◆ **Data supplied**:
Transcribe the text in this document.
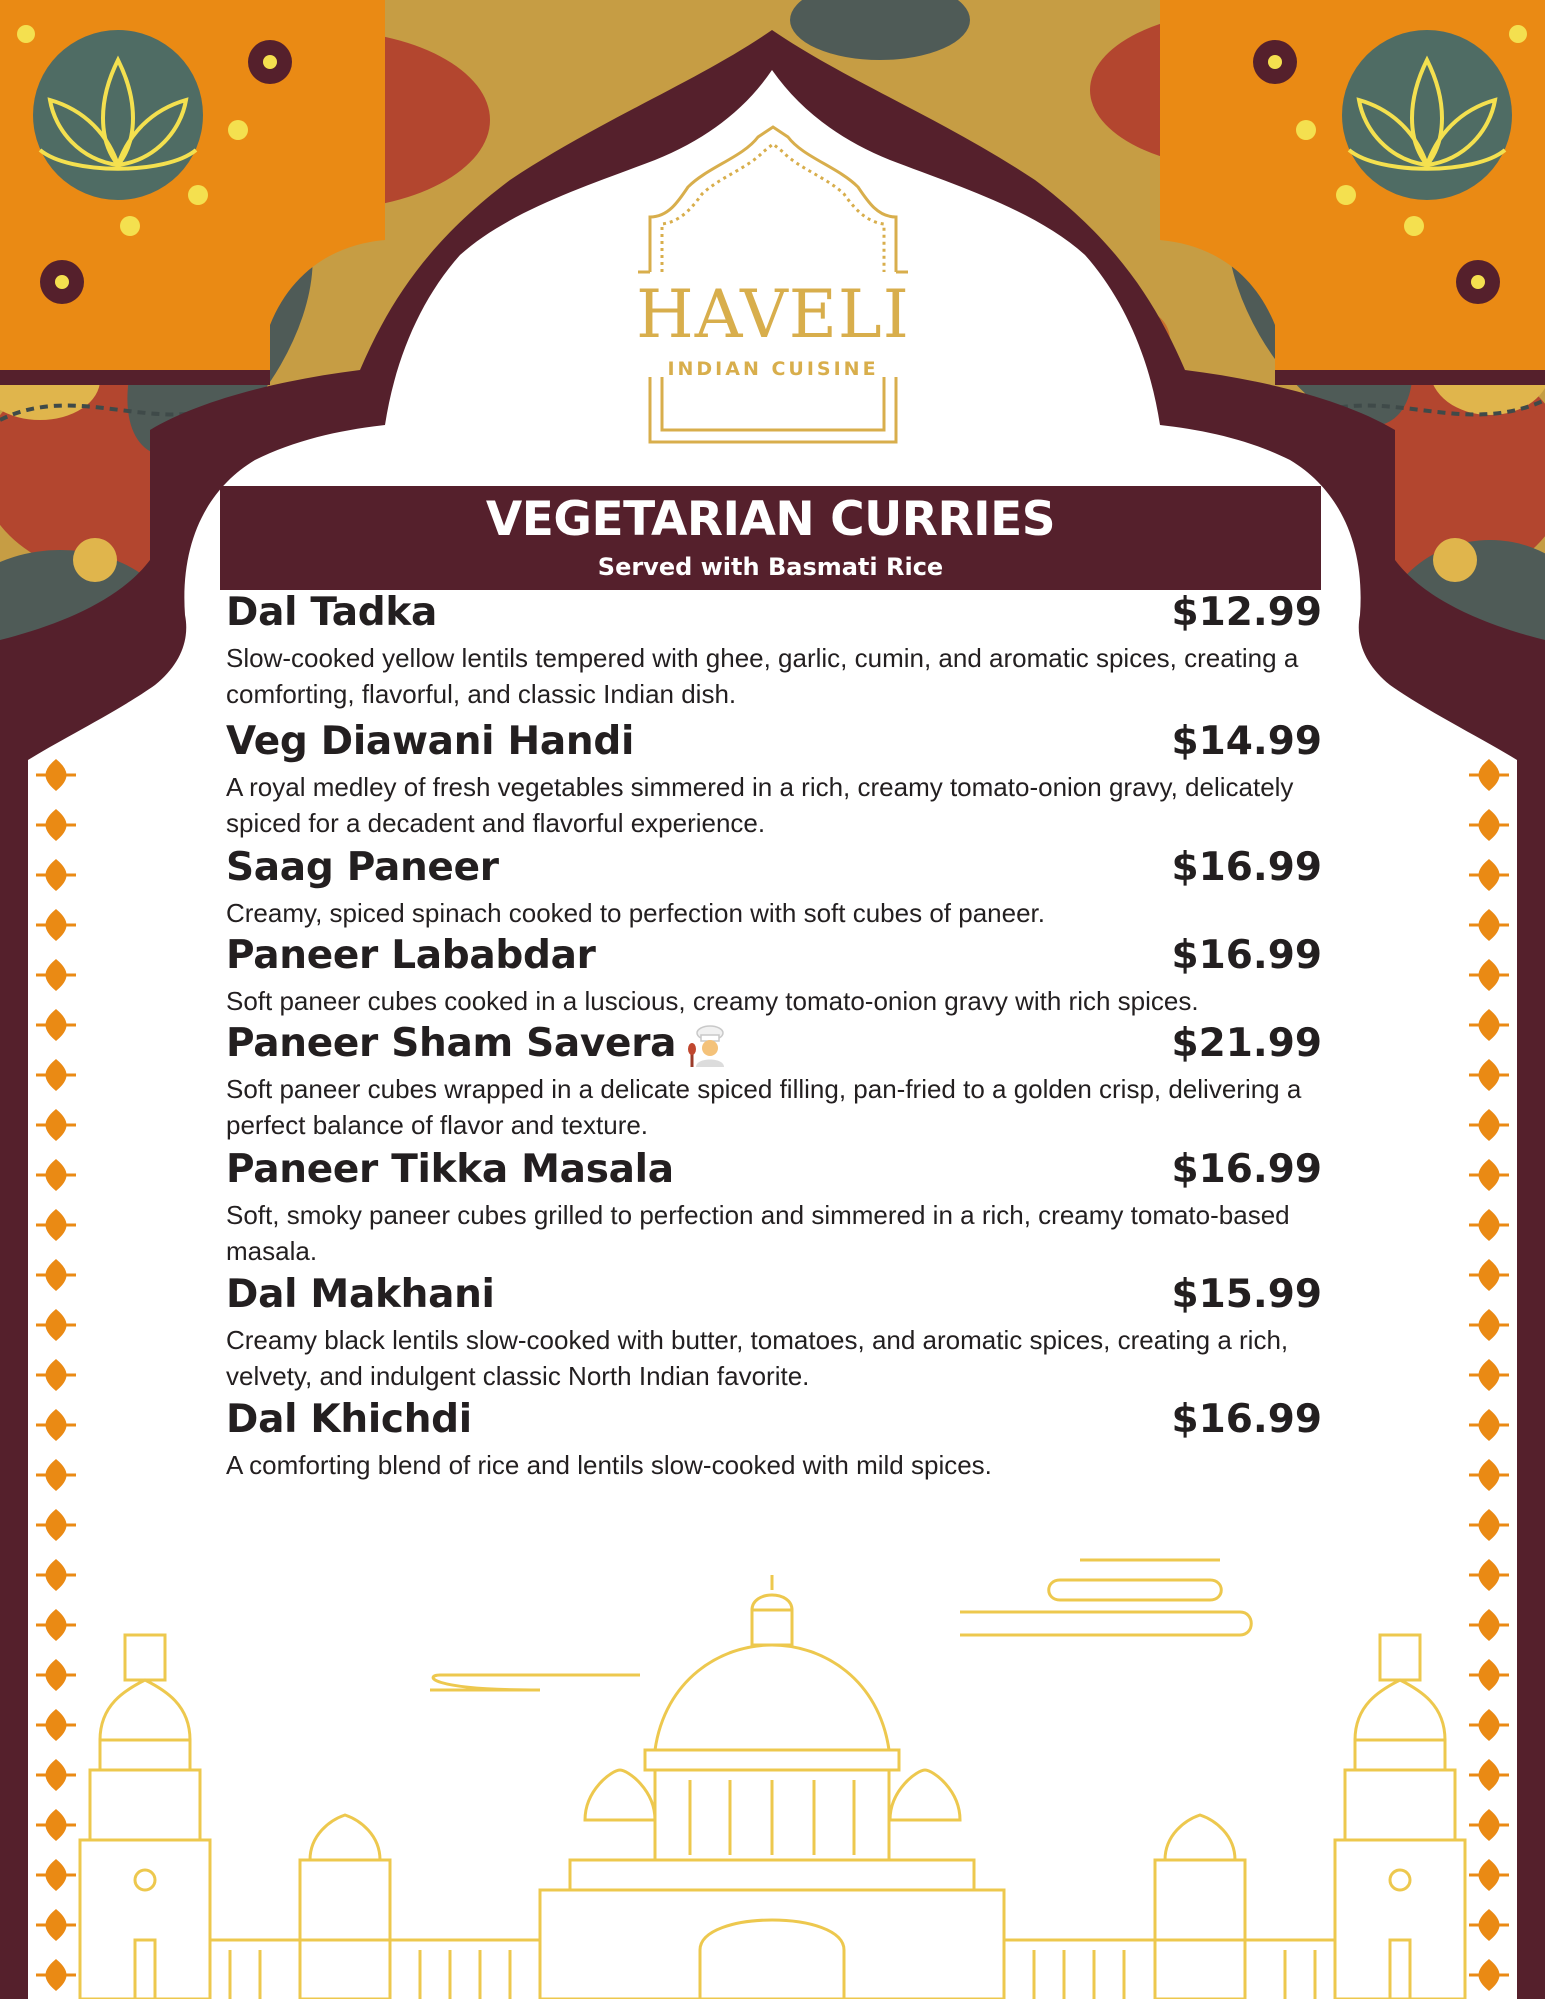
HAVELI
INDIAN CUISINE
VEGETARIAN CURRIES
Served with Basmati Rice
Dal Tadka	$12.99
Slow-cooked yellow lentils tempered with ghee, garlic, cumin, and aromatic spices, creating a comforting, flavorful, and classic Indian dish.
Veg Diawani Handi	$14.99
A royal medley of fresh vegetables simmered in a rich, creamy tomato-onion gravy, delicately spiced for a decadent and flavorful experience.
Saag Paneer	$16.99
Creamy, spiced spinach cooked to perfection with soft cubes of paneer.
Paneer Lababdar	$16.99
Soft paneer cubes cooked in a luscious, creamy tomato-onion gravy with rich spices.
Paneer Sham Savera	$21.99
Soft paneer cubes wrapped in a delicate spiced filling, pan-fried to a golden crisp, delivering a perfect balance of flavor and texture.
Paneer Tikka Masala	$16.99
Soft, smoky paneer cubes grilled to perfection and simmered in a rich, creamy tomato-based masala.
Dal Makhani	$15.99
Creamy black lentils slow-cooked with butter, tomatoes, and aromatic spices, creating a rich, velvety, and indulgent classic North Indian favorite.
Dal Khichdi	$16.99
A comforting blend of rice and lentils slow-cooked with mild spices.
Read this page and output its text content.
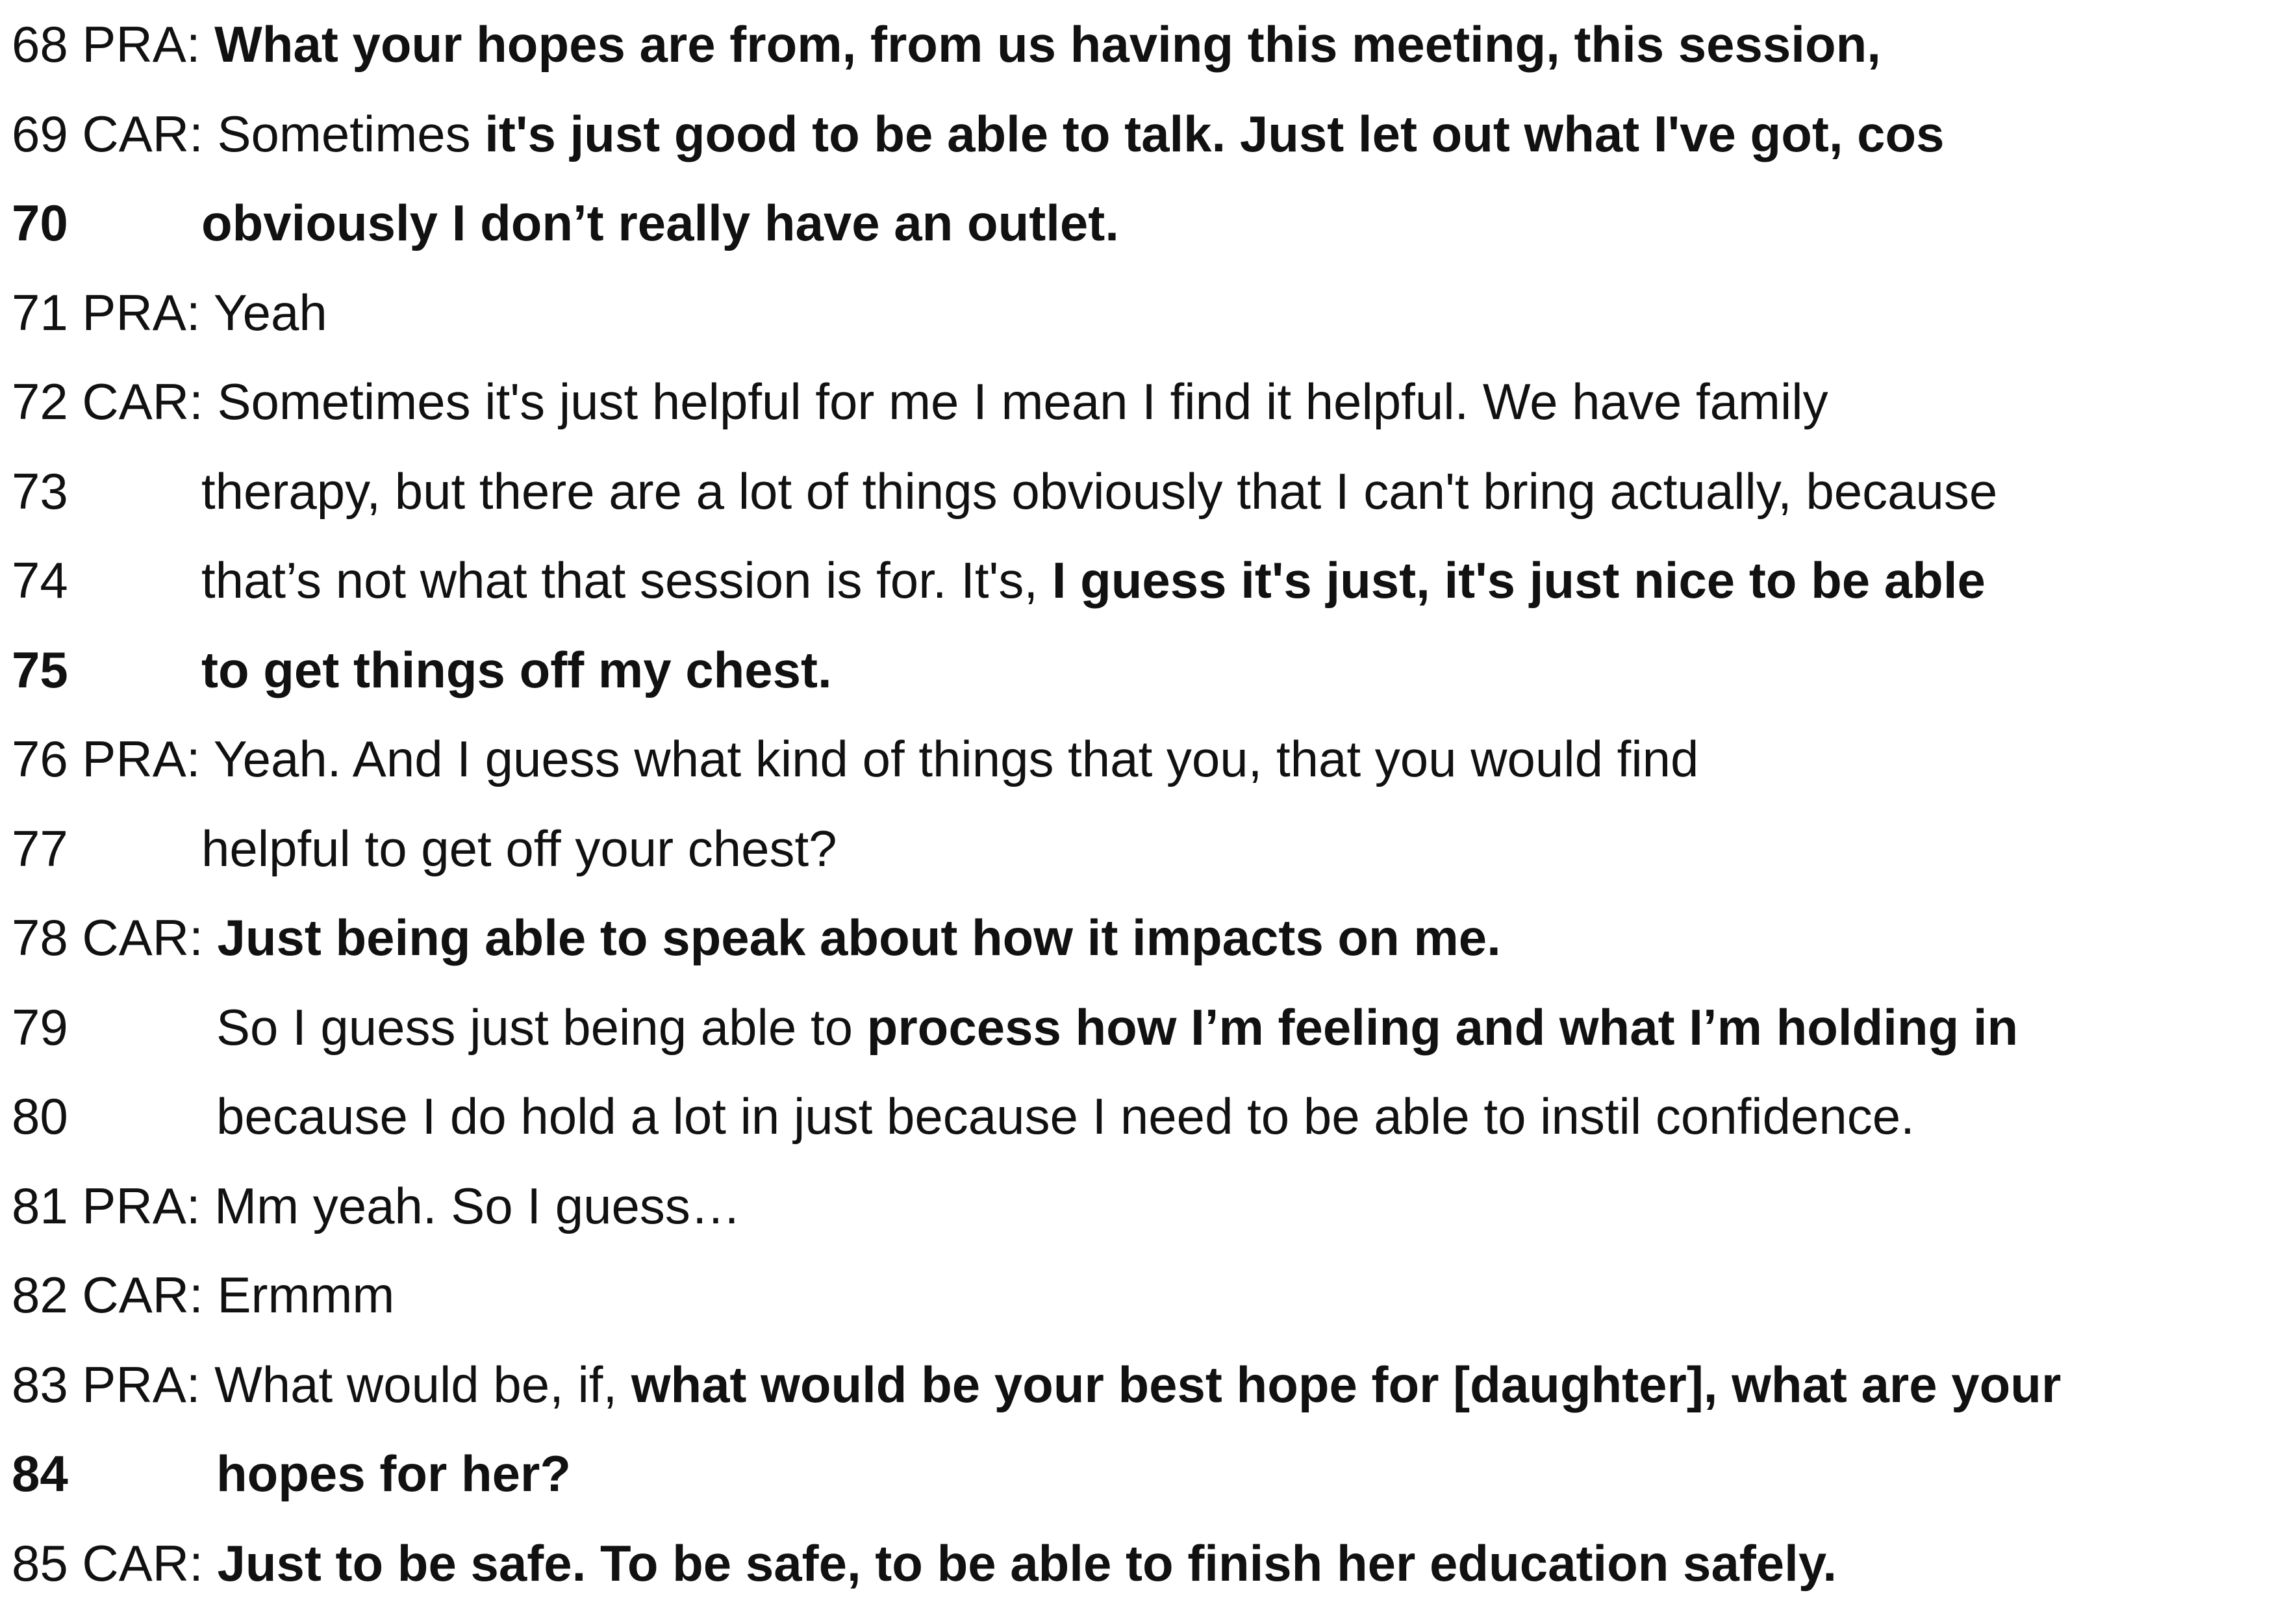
68 PRA: What your hopes are from, from us having this meeting, this session,
69 CAR: Sometimes it's just good to be able to talk. Just let out what I've got, cos
70	obviously I don’t really have an outlet.
71 PRA: Yeah
72 CAR: Sometimes it's just helpful for me I mean I find it helpful. We have family
73	therapy, but there are a lot of things obviously that I can't bring actually, because
74	that’s not what that session is for. It's, I guess it's just, it's just nice to be able
75	to get things off my chest.
76 PRA: Yeah. And I guess what kind of things that you, that you would find
77	helpful to get off your chest?
78 CAR: Just being able to speak about how it impacts on me.
79	So I guess just being able to process how I’m feeling and what I’m holding in
80	because I do hold a lot in just because I need to be able to instil confidence.
81 PRA: Mm yeah. So I guess…
82 CAR: Ermmm
83 PRA: What would be, if, what would be your best hope for [daughter], what are your
84	hopes for her?
85 CAR: Just to be safe. To be safe, to be able to finish her education safely.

◆ **Instructions for the task**: Nothing but the lines from the one holding "Read this page and output its text content." through the last line of the entries should be written out, exactly and inclusively, minus the pictures.

◆ **Task result**:
Read this page and output its text content.
68 PRA: What your hopes are from, from us having this meeting, this session,
69 CAR: Sometimes it's just good to be able to talk. Just let out what I've got, cos
70	obviously I don’t really have an outlet.
71 PRA: Yeah
72 CAR: Sometimes it's just helpful for me I mean I find it helpful. We have family
73	therapy, but there are a lot of things obviously that I can't bring actually, because
74	that’s not what that session is for. It's, I guess it's just, it's just nice to be able
75	to get things off my chest.
76 PRA: Yeah. And I guess what kind of things that you, that you would find
77	helpful to get off your chest?
78 CAR: Just being able to speak about how it impacts on me.
79	So I guess just being able to process how I’m feeling and what I’m holding in
80	because I do hold a lot in just because I need to be able to instil confidence.
81 PRA: Mm yeah. So I guess…
82 CAR: Ermmm
83 PRA: What would be, if, what would be your best hope for [daughter], what are your
84	hopes for her?
85 CAR: Just to be safe. To be safe, to be able to finish her education safely.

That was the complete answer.